## What is required
Reproduce all of the data below without alteration; exclude every picture.

## Extracted records

Begin

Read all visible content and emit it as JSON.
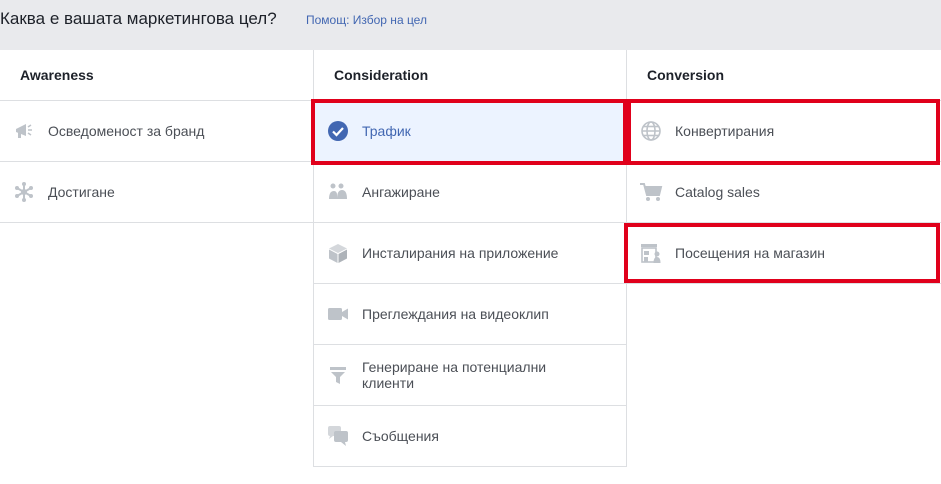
{
  "header": {
    "title": "Каква е вашата маркетингова цел?",
    "help_link": "Помощ: Избор на цел"
  },
  "columns": [
    {
      "heading": "Awareness",
      "items": [
        {
          "label": "Осведоменост за бранд",
          "icon": "megaphone-icon"
        },
        {
          "label": "Достигане",
          "icon": "reach-asterisk-icon"
        }
      ]
    },
    {
      "heading": "Consideration",
      "items": [
        {
          "label": "Трафик",
          "icon": "checkmark-circle-icon",
          "selected": true
        },
        {
          "label": "Ангажиране",
          "icon": "people-icon"
        },
        {
          "label": "Инсталирания на приложение",
          "icon": "cube-icon"
        },
        {
          "label": "Преглеждания на видеоклип",
          "icon": "video-camera-icon"
        },
        {
          "label": "Генериране на потенциални клиенти",
          "icon": "funnel-icon"
        },
        {
          "label": "Съобщения",
          "icon": "chat-bubbles-icon"
        }
      ]
    },
    {
      "heading": "Conversion",
      "items": [
        {
          "label": "Конвертирания",
          "icon": "globe-icon"
        },
        {
          "label": "Catalog sales",
          "icon": "shopping-cart-icon"
        },
        {
          "label": "Посещения на магазин",
          "icon": "store-icon"
        }
      ]
    }
  ],
  "colors": {
    "accent": "#4267b2",
    "selected_bg": "#ecf3ff",
    "highlight": "#e0001b",
    "icon_gray": "#bec3c9"
  }
}
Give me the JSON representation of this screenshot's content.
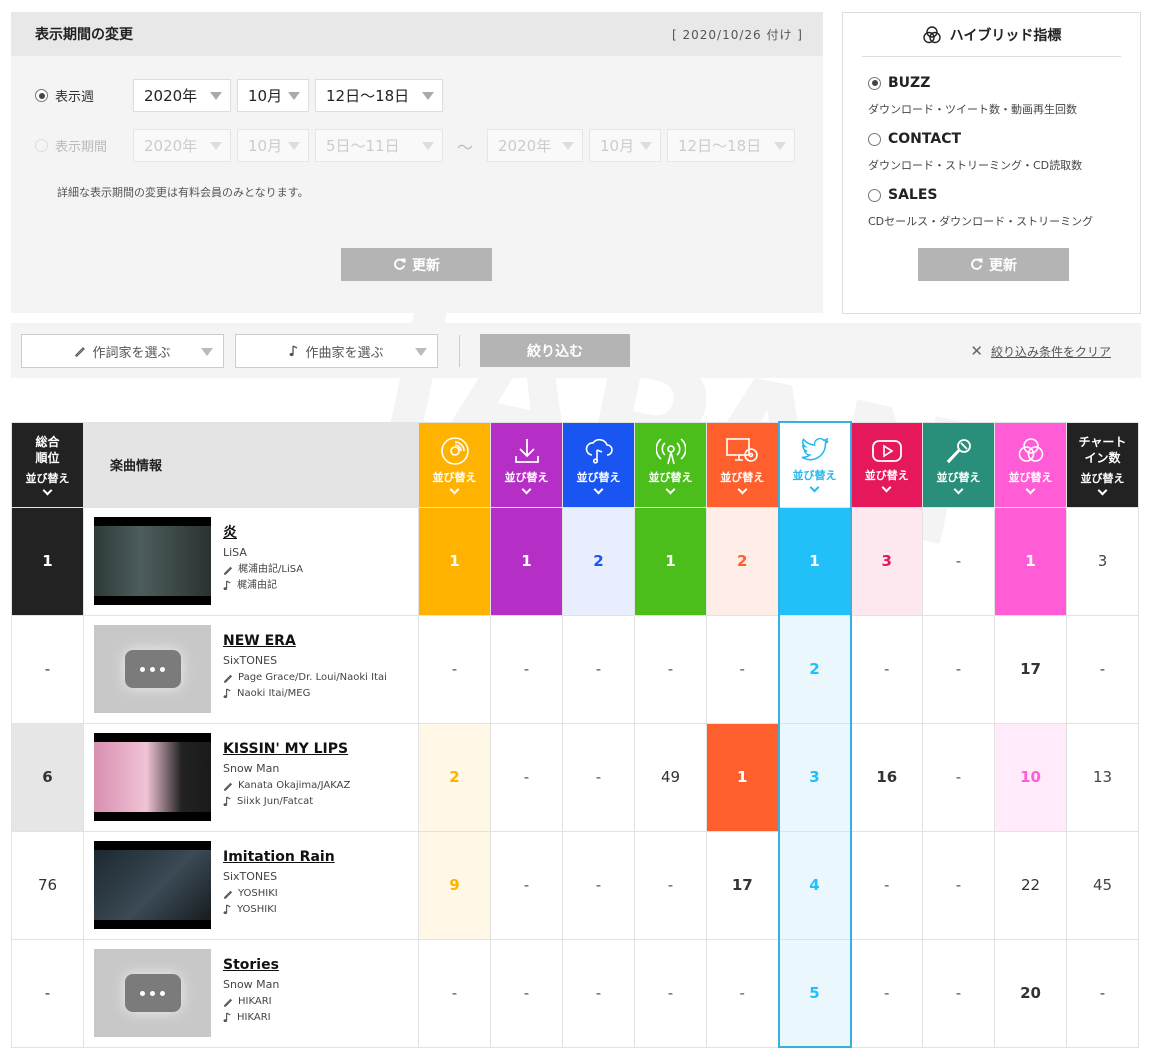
{
  "period": {
    "title": "表示期間の変更",
    "date": "[ 2020/10/26 付け ]",
    "week_label": "表示週",
    "range_label": "表示期間",
    "week": {
      "year": "2020年",
      "month": "10月",
      "range": "12日〜18日"
    },
    "range_from": {
      "year": "2020年",
      "month": "10月",
      "range": "5日〜11日"
    },
    "tilde": "〜",
    "range_to": {
      "year": "2020年",
      "month": "10月",
      "range": "12日〜18日"
    },
    "note": "詳細な表示期間の変更は有料会員のみとなります。",
    "update_label": "更新"
  },
  "hybrid": {
    "title": "ハイブリッド指標",
    "options": [
      {
        "label": "BUZZ",
        "desc": "ダウンロード・ツイート数・動画再生回数",
        "selected": true
      },
      {
        "label": "CONTACT",
        "desc": "ダウンロード・ストリーミング・CD読取数",
        "selected": false
      },
      {
        "label": "SALES",
        "desc": "CDセールス・ダウンロード・ストリーミング",
        "selected": false
      }
    ],
    "update_label": "更新"
  },
  "filter": {
    "lyricist_label": "作詞家を選ぶ",
    "composer_label": "作曲家を選ぶ",
    "apply_label": "絞り込む",
    "clear_label": "絞り込み条件をクリア"
  },
  "watermark": "JAPAN",
  "table": {
    "rank_header": "総合\n順位",
    "info_header": "楽曲情報",
    "sort_label": "並び替え",
    "chartin_header": "チャート\nイン数",
    "metric_icons": [
      "cd-icon",
      "download-icon",
      "streaming-icon",
      "radio-icon",
      "pc-icon",
      "twitter-icon",
      "youtube-icon",
      "karaoke-icon",
      "hybrid-icon"
    ],
    "colors": {
      "cd": "#FFB300",
      "download": "#B52FC6",
      "streaming": "#1955F0",
      "radio": "#4CBE1C",
      "pc": "#FF5F2D",
      "twitter": "#22B9F0",
      "youtube": "#E4185A",
      "karaoke": "#2A8F7A",
      "hybrid": "#FF5CD6"
    },
    "rows": [
      {
        "rank": "1",
        "title": "炎",
        "artist": "LiSA",
        "lyricist": "梶浦由記/LiSA",
        "composer": "梶浦由記",
        "thumb": "video",
        "values": [
          "1",
          "1",
          "2",
          "1",
          "2",
          "1",
          "3",
          "-",
          "1"
        ],
        "chartin": "3"
      },
      {
        "rank": "-",
        "title": "NEW ERA",
        "artist": "SixTONES",
        "lyricist": "Page Grace/Dr. Loui/Naoki Itai",
        "composer": "Naoki Itai/MEG",
        "thumb": "placeholder",
        "values": [
          "-",
          "-",
          "-",
          "-",
          "-",
          "2",
          "-",
          "-",
          "17"
        ],
        "chartin": "-"
      },
      {
        "rank": "6",
        "title": "KISSIN' MY LIPS",
        "artist": "Snow Man",
        "lyricist": "Kanata Okajima/JAKAZ",
        "composer": "Siixk Jun/Fatcat",
        "thumb": "video",
        "values": [
          "2",
          "-",
          "-",
          "49",
          "1",
          "3",
          "16",
          "-",
          "10"
        ],
        "chartin": "13"
      },
      {
        "rank": "76",
        "title": "Imitation Rain",
        "artist": "SixTONES",
        "lyricist": "YOSHIKI",
        "composer": "YOSHIKI",
        "thumb": "video",
        "values": [
          "9",
          "-",
          "-",
          "-",
          "17",
          "4",
          "-",
          "-",
          "22"
        ],
        "chartin": "45"
      },
      {
        "rank": "-",
        "title": "Stories",
        "artist": "Snow Man",
        "lyricist": "HIKARI",
        "composer": "HIKARI",
        "thumb": "placeholder",
        "values": [
          "-",
          "-",
          "-",
          "-",
          "-",
          "5",
          "-",
          "-",
          "20"
        ],
        "chartin": "-"
      }
    ]
  }
}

End

## Worked solution
Read all visible content and emit it as JSON.
{
  "header": {
    "title": "Каква е вашата маркетингова цел?",
    "help_link": "Помощ: Избор на цел"
  },
  "columns": [
    {
      "heading": "Awareness",
      "items": [
        {
          "label": "Осведоменост за бранд",
          "icon": "megaphone-icon"
        },
        {
          "label": "Достигане",
          "icon": "reach-asterisk-icon"
        }
      ]
    },
    {
      "heading": "Consideration",
      "items": [
        {
          "label": "Трафик",
          "icon": "checkmark-circle-icon",
          "selected": true
        },
        {
          "label": "Ангажиране",
          "icon": "people-icon"
        },
        {
          "label": "Инсталирания на приложение",
          "icon": "cube-icon"
        },
        {
          "label": "Преглеждания на видеоклип",
          "icon": "video-camera-icon"
        },
        {
          "label": "Генериране на потенциални клиенти",
          "icon": "funnel-icon"
        },
        {
          "label": "Съобщения",
          "icon": "chat-bubbles-icon"
        }
      ]
    },
    {
      "heading": "Conversion",
      "items": [
        {
          "label": "Конвертирания",
          "icon": "globe-icon"
        },
        {
          "label": "Catalog sales",
          "icon": "shopping-cart-icon"
        },
        {
          "label": "Посещения на магазин",
          "icon": "store-icon"
        }
      ]
    }
  ],
  "colors": {
    "accent": "#4267b2",
    "selected_bg": "#ecf3ff",
    "highlight": "#e0001b",
    "icon_gray": "#bec3c9"
  }
}
Give me the JSON representation of this screenshot's content.
{
  "period": {
    "title": "表示期間の変更",
    "date": "[ 2020/10/26 付け ]",
    "week_label": "表示週",
    "range_label": "表示期間",
    "week": {
      "year": "2020年",
      "month": "10月",
      "range": "12日〜18日"
    },
    "range_from": {
      "year": "2020年",
      "month": "10月",
      "range": "5日〜11日"
    },
    "tilde": "〜",
    "range_to": {
      "year": "2020年",
      "month": "10月",
      "range": "12日〜18日"
    },
    "note": "詳細な表示期間の変更は有料会員のみとなります。",
    "update_label": "更新"
  },
  "hybrid": {
    "title": "ハイブリッド指標",
    "options": [
      {
        "label": "BUZZ",
        "desc": "ダウンロード・ツイート数・動画再生回数",
        "selected": true
      },
      {
        "label": "CONTACT",
        "desc": "ダウンロード・ストリーミング・CD読取数",
        "selected": false
      },
      {
        "label": "SALES",
        "desc": "CDセールス・ダウンロード・ストリーミング",
        "selected": false
      }
    ],
    "update_label": "更新"
  },
  "filter": {
    "lyricist_label": "作詞家を選ぶ",
    "composer_label": "作曲家を選ぶ",
    "apply_label": "絞り込む",
    "clear_label": "絞り込み条件をクリア"
  },
  "watermark": "JAPAN",
  "table": {
    "rank_header": "総合\n順位",
    "info_header": "楽曲情報",
    "sort_label": "並び替え",
    "chartin_header": "チャート\nイン数",
    "metric_icons": [
      "cd-icon",
      "download-icon",
      "streaming-icon",
      "radio-icon",
      "pc-icon",
      "twitter-icon",
      "youtube-icon",
      "karaoke-icon",
      "hybrid-icon"
    ],
    "colors": {
      "cd": "#FFB300",
      "download": "#B52FC6",
      "streaming": "#1955F0",
      "radio": "#4CBE1C",
      "pc": "#FF5F2D",
      "twitter": "#22B9F0",
      "youtube": "#E4185A",
      "karaoke": "#2A8F7A",
      "hybrid": "#FF5CD6"
    },
    "rows": [
      {
        "rank": "1",
        "title": "炎",
        "artist": "LiSA",
        "lyricist": "梶浦由記/LiSA",
        "composer": "梶浦由記",
        "thumb": "video",
        "values": [
          "1",
          "1",
          "2",
          "1",
          "2",
          "1",
          "3",
          "-",
          "1"
        ],
        "chartin": "3"
      },
      {
        "rank": "-",
        "title": "NEW ERA",
        "artist": "SixTONES",
        "lyricist": "Page Grace/Dr. Loui/Naoki Itai",
        "composer": "Naoki Itai/MEG",
        "thumb": "placeholder",
        "values": [
          "-",
          "-",
          "-",
          "-",
          "-",
          "2",
          "-",
          "-",
          "17"
        ],
        "chartin": "-"
      },
      {
        "rank": "6",
        "title": "KISSIN' MY LIPS",
        "artist": "Snow Man",
        "lyricist": "Kanata Okajima/JAKAZ",
        "composer": "Siixk Jun/Fatcat",
        "thumb": "video",
        "values": [
          "2",
          "-",
          "-",
          "49",
          "1",
          "3",
          "16",
          "-",
          "10"
        ],
        "chartin": "13"
      },
      {
        "rank": "76",
        "title": "Imitation Rain",
        "artist": "SixTONES",
        "lyricist": "YOSHIKI",
        "composer": "YOSHIKI",
        "thumb": "video",
        "values": [
          "9",
          "-",
          "-",
          "-",
          "17",
          "4",
          "-",
          "-",
          "22"
        ],
        "chartin": "45"
      },
      {
        "rank": "-",
        "title": "Stories",
        "artist": "Snow Man",
        "lyricist": "HIKARI",
        "composer": "HIKARI",
        "thumb": "placeholder",
        "values": [
          "-",
          "-",
          "-",
          "-",
          "-",
          "5",
          "-",
          "-",
          "20"
        ],
        "chartin": "-"
      }
    ]
  }
}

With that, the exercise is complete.